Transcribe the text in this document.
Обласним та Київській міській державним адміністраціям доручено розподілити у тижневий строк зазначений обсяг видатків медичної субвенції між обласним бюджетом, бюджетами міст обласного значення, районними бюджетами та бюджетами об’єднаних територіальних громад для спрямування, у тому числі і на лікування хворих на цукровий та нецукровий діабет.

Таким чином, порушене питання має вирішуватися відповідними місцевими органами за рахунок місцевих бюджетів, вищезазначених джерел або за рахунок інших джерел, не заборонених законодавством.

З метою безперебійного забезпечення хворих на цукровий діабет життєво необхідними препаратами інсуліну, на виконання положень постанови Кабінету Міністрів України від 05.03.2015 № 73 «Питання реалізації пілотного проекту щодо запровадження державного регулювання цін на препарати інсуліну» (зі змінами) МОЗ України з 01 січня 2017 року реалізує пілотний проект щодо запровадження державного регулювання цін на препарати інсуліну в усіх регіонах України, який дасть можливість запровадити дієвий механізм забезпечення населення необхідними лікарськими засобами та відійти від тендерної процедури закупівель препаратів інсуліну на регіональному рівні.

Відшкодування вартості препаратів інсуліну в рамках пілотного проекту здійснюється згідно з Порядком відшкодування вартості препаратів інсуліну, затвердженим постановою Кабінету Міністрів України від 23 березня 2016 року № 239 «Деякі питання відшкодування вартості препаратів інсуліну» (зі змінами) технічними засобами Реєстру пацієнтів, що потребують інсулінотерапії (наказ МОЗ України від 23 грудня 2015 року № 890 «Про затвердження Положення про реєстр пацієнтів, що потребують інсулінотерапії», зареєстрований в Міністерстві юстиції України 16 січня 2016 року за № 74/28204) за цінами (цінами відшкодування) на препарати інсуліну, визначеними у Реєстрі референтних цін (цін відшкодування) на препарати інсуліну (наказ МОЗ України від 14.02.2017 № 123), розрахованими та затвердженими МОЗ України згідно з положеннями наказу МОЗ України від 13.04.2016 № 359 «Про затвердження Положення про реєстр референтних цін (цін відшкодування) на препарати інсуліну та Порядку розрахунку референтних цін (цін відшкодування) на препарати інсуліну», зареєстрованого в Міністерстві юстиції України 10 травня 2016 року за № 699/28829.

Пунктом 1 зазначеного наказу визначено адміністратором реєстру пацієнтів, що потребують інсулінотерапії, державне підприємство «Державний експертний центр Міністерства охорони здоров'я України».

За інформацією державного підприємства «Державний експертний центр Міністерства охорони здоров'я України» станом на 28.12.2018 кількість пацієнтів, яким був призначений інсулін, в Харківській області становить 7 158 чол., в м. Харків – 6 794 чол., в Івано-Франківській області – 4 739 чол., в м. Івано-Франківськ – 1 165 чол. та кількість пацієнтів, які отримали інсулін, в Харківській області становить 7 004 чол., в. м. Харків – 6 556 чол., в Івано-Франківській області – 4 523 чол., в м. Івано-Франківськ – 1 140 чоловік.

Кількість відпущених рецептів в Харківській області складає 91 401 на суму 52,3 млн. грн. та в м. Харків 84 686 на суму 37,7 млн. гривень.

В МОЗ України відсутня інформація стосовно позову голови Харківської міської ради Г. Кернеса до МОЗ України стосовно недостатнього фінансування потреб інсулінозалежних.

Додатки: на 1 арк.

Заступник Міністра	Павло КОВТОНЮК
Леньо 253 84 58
■ ■ ■ ■ ■ ■ ■
Scan the material above. Copy each line that holds the word "охорони".

Пунктом 1 зазначеного наказу визначено адміністратором реєстру пацієнтів, що потребують інсулінотерапії, державне підприємство «Державний експертний центр Міністерства охорони здоров'я України».
За інформацією державного підприємства «Державний експертний центр Міністерства охорони здоров'я України» станом на 28.12.2018 кількість пацієнтів, яким був призначений інсулін, в Харківській області становить 7 158 чол., в м. Харків – 6 794 чол., в Івано-Франківській області – 4 739 чол., в м. Івано-Франківськ – 1 165 чол. та кількість пацієнтів, які отримали інсулін, в Харківській області становить 7 004 чол., в. м. Харків – 6 556 чол., в Івано-Франківській області – 4 523 чол., в м. Івано-Франківськ – 1 140 чоловік.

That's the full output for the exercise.